_Written exercise:_ Return the full material exactly.

_Exercise input:_
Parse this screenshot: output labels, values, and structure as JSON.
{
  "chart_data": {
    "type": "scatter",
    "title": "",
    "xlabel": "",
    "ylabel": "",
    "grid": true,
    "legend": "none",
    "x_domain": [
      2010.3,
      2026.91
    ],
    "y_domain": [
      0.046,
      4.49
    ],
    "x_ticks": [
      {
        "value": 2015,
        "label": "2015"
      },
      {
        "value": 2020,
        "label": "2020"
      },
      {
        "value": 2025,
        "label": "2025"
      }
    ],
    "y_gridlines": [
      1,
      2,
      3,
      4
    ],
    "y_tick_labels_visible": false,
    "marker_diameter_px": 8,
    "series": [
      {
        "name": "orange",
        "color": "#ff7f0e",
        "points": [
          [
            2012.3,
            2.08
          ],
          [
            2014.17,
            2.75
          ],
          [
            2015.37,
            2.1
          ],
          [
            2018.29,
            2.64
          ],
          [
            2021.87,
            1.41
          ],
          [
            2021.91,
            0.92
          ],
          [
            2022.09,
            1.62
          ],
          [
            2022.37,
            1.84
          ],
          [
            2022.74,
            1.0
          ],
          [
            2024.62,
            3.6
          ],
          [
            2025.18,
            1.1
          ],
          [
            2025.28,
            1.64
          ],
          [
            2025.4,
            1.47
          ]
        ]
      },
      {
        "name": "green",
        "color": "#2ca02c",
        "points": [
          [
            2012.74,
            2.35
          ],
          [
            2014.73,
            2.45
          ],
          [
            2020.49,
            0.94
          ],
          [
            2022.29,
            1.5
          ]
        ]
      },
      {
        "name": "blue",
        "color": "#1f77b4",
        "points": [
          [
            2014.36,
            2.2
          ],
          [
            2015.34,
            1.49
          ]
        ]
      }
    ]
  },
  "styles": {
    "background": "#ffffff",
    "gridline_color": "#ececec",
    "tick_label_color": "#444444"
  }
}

_Solution to the exercise:_
Parse this screenshot: output labels, values, and structure as JSON.
{
  "chart_data": {
    "type": "scatter",
    "title": "",
    "xlabel": "",
    "ylabel": "",
    "grid": true,
    "legend": "none",
    "x_domain": [
      2010.3,
      2026.91
    ],
    "y_domain": [
      0.046,
      4.49
    ],
    "x_ticks": [
      {
        "value": 2015,
        "label": "2015"
      },
      {
        "value": 2020,
        "label": "2020"
      },
      {
        "value": 2025,
        "label": "2025"
      }
    ],
    "y_gridlines": [
      1,
      2,
      3,
      4
    ],
    "y_tick_labels_visible": false,
    "marker_diameter_px": 8,
    "series": [
      {
        "name": "orange",
        "color": "#ff7f0e",
        "points": [
          [
            2012.3,
            2.08
          ],
          [
            2014.17,
            2.75
          ],
          [
            2015.37,
            2.1
          ],
          [
            2018.29,
            2.64
          ],
          [
            2021.87,
            1.41
          ],
          [
            2021.91,
            0.92
          ],
          [
            2022.09,
            1.62
          ],
          [
            2022.37,
            1.84
          ],
          [
            2022.74,
            1.0
          ],
          [
            2024.62,
            3.6
          ],
          [
            2025.18,
            1.1
          ],
          [
            2025.28,
            1.64
          ],
          [
            2025.4,
            1.47
          ]
        ]
      },
      {
        "name": "green",
        "color": "#2ca02c",
        "points": [
          [
            2012.74,
            2.35
          ],
          [
            2014.73,
            2.45
          ],
          [
            2020.49,
            0.94
          ],
          [
            2022.29,
            1.5
          ]
        ]
      },
      {
        "name": "blue",
        "color": "#1f77b4",
        "points": [
          [
            2014.36,
            2.2
          ],
          [
            2015.34,
            1.49
          ]
        ]
      }
    ]
  },
  "styles": {
    "background": "#ffffff",
    "gridline_color": "#ececec",
    "tick_label_color": "#444444"
  }
}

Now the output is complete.